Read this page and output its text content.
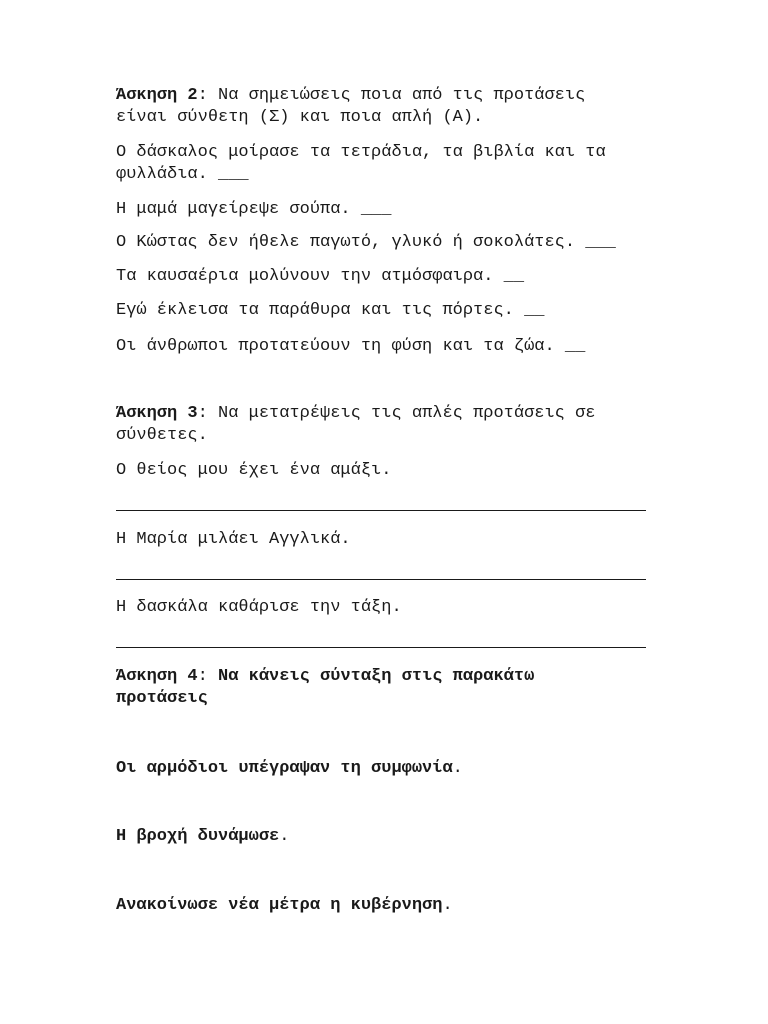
Άσκηση 2: Να σημειώσεις ποια από τις προτάσεις
είναι σύνθετη (Σ) και ποια απλή (Α).
Ο δάσκαλος μοίρασε τα τετράδια, τα βιβλία και τα
φυλλάδια. ___
Η μαμά μαγείρεψε σούπα. ___
Ο Κώστας δεν ήθελε παγωτό, γλυκό ή σοκολάτες. ___
Τα καυσαέρια μολύνουν την ατμόσφαιρα. __
Εγώ έκλεισα τα παράθυρα και τις πόρτες. __
Οι άνθρωποι προτατεύουν τη φύση και τα ζώα. __
Άσκηση 3: Να μετατρέψεις τις απλές προτάσεις σε
σύνθετες.
Ο θείος μου έχει ένα αμάξι.
Η Μαρία μιλάει Αγγλικά.
Η δασκάλα καθάρισε την τάξη.
Άσκηση 4: Να κάνεις σύνταξη στις παρακάτω
προτάσεις
Οι αρμόδιοι υπέγραψαν τη συμφωνία.
Η βροχή δυνάμωσε.
Ανακοίνωσε νέα μέτρα η κυβέρνηση.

- WHAT THIS TASK INVOLVES -
Every record above should be written out again without change, except that the pictures are left out.

- REPLY -
Read this page and output its text content.
Άσκηση 2: Να σημειώσεις ποια από τις προτάσεις
είναι σύνθετη (Σ) και ποια απλή (Α).
Ο δάσκαλος μοίρασε τα τετράδια, τα βιβλία και τα
φυλλάδια. ___
Η μαμά μαγείρεψε σούπα. ___
Ο Κώστας δεν ήθελε παγωτό, γλυκό ή σοκολάτες. ___
Τα καυσαέρια μολύνουν την ατμόσφαιρα. __
Εγώ έκλεισα τα παράθυρα και τις πόρτες. __
Οι άνθρωποι προτατεύουν τη φύση και τα ζώα. __
Άσκηση 3: Να μετατρέψεις τις απλές προτάσεις σε
σύνθετες.
Ο θείος μου έχει ένα αμάξι.
Η Μαρία μιλάει Αγγλικά.
Η δασκάλα καθάρισε την τάξη.
Άσκηση 4: Να κάνεις σύνταξη στις παρακάτω
προτάσεις
Οι αρμόδιοι υπέγραψαν τη συμφωνία.
Η βροχή δυνάμωσε.
Ανακοίνωσε νέα μέτρα η κυβέρνηση.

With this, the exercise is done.